## [Work to be completed]
Provide an exact copy of the data, excluding the images.
[Start of Material to process]
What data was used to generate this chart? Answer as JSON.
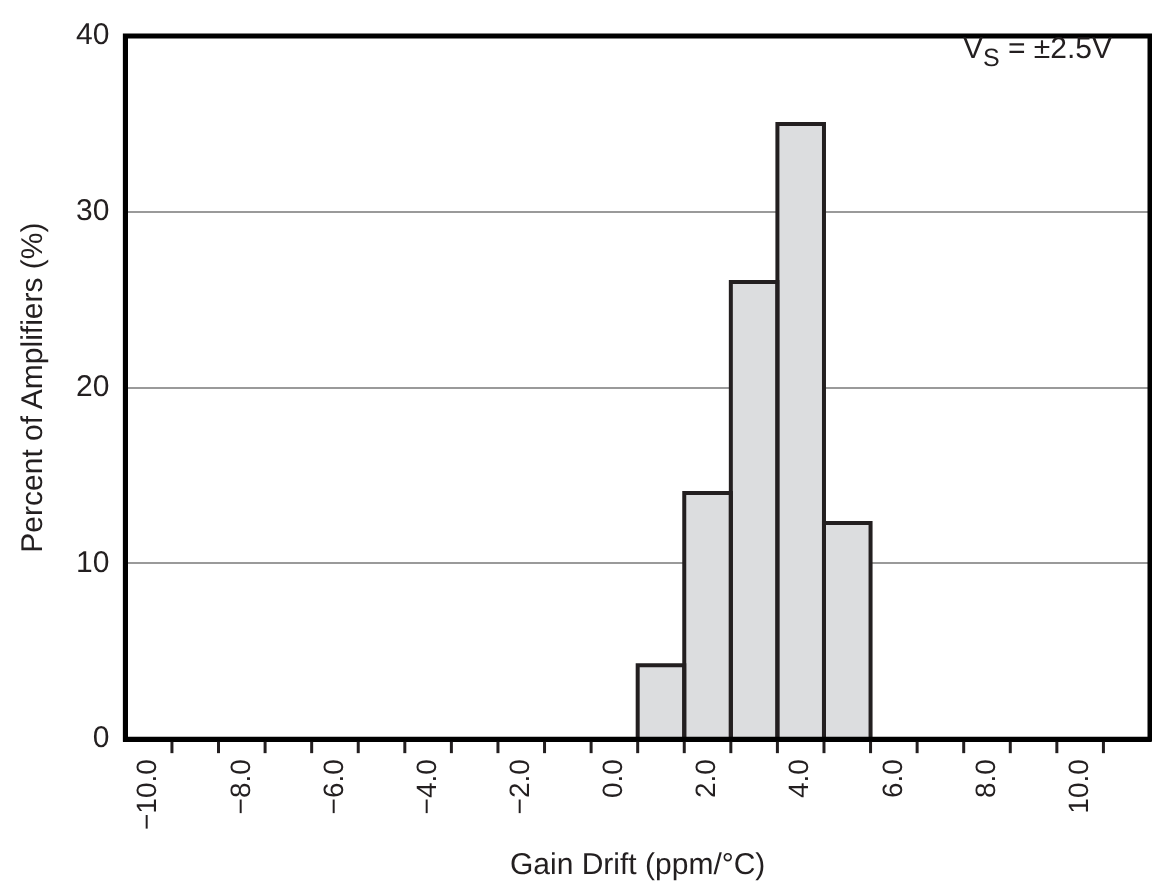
{
  "chart_data": {
    "type": "histogram",
    "xlabel": "Gain Drift (ppm/°C)",
    "ylabel": "Percent of Amplifiers (%)",
    "annotations": [
      "V$_{S}$ = ±2.5V"
    ],
    "bins": [
      -10.5,
      -9.5,
      -8.5,
      -7.5,
      -6.5,
      -5.5,
      -4.5,
      -3.5,
      -2.5,
      -1.5,
      -0.5,
      0.5,
      1.5,
      2.5,
      3.5,
      4.5,
      5.5,
      6.5,
      7.5,
      8.5,
      9.5,
      10.5,
      11.5
    ],
    "values": [
      0,
      0,
      0,
      0,
      0,
      0,
      0,
      0,
      0,
      0,
      0,
      4.2,
      14,
      26,
      35,
      12.3,
      0,
      0,
      0,
      0,
      0,
      0
    ],
    "color": "#dcdddf",
    "xlim": [
      -10.5,
      11.5
    ],
    "xticks": [
      {
        "value": -10,
        "label": "−10.0"
      },
      {
        "value": -8,
        "label": "−8.0"
      },
      {
        "value": -6,
        "label": "−6.0"
      },
      {
        "value": -4,
        "label": "−4.0"
      },
      {
        "value": -2,
        "label": "−2.0"
      },
      {
        "value": 0,
        "label": "0.0"
      },
      {
        "value": 2,
        "label": "2.0"
      },
      {
        "value": 4,
        "label": "4.0"
      },
      {
        "value": 6,
        "label": "6.0"
      },
      {
        "value": 8,
        "label": "8.0"
      },
      {
        "value": 10,
        "label": "10.0"
      }
    ],
    "ylim": [
      0,
      40
    ],
    "yticks": [
      0,
      10,
      20,
      30,
      40
    ],
    "grid": "y"
  }
}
[End of Material to process]
## [Final result]
What data was used to generate this chart? Answer as JSON.
{
  "chart_data": {
    "type": "histogram",
    "xlabel": "Gain Drift (ppm/°C)",
    "ylabel": "Percent of Amplifiers (%)",
    "annotations": [
      "V$_{S}$ = ±2.5V"
    ],
    "bins": [
      -10.5,
      -9.5,
      -8.5,
      -7.5,
      -6.5,
      -5.5,
      -4.5,
      -3.5,
      -2.5,
      -1.5,
      -0.5,
      0.5,
      1.5,
      2.5,
      3.5,
      4.5,
      5.5,
      6.5,
      7.5,
      8.5,
      9.5,
      10.5,
      11.5
    ],
    "values": [
      0,
      0,
      0,
      0,
      0,
      0,
      0,
      0,
      0,
      0,
      0,
      4.2,
      14,
      26,
      35,
      12.3,
      0,
      0,
      0,
      0,
      0,
      0
    ],
    "color": "#dcdddf",
    "xlim": [
      -10.5,
      11.5
    ],
    "xticks": [
      {
        "value": -10,
        "label": "−10.0"
      },
      {
        "value": -8,
        "label": "−8.0"
      },
      {
        "value": -6,
        "label": "−6.0"
      },
      {
        "value": -4,
        "label": "−4.0"
      },
      {
        "value": -2,
        "label": "−2.0"
      },
      {
        "value": 0,
        "label": "0.0"
      },
      {
        "value": 2,
        "label": "2.0"
      },
      {
        "value": 4,
        "label": "4.0"
      },
      {
        "value": 6,
        "label": "6.0"
      },
      {
        "value": 8,
        "label": "8.0"
      },
      {
        "value": 10,
        "label": "10.0"
      }
    ],
    "ylim": [
      0,
      40
    ],
    "yticks": [
      0,
      10,
      20,
      30,
      40
    ],
    "grid": "y"
  }
}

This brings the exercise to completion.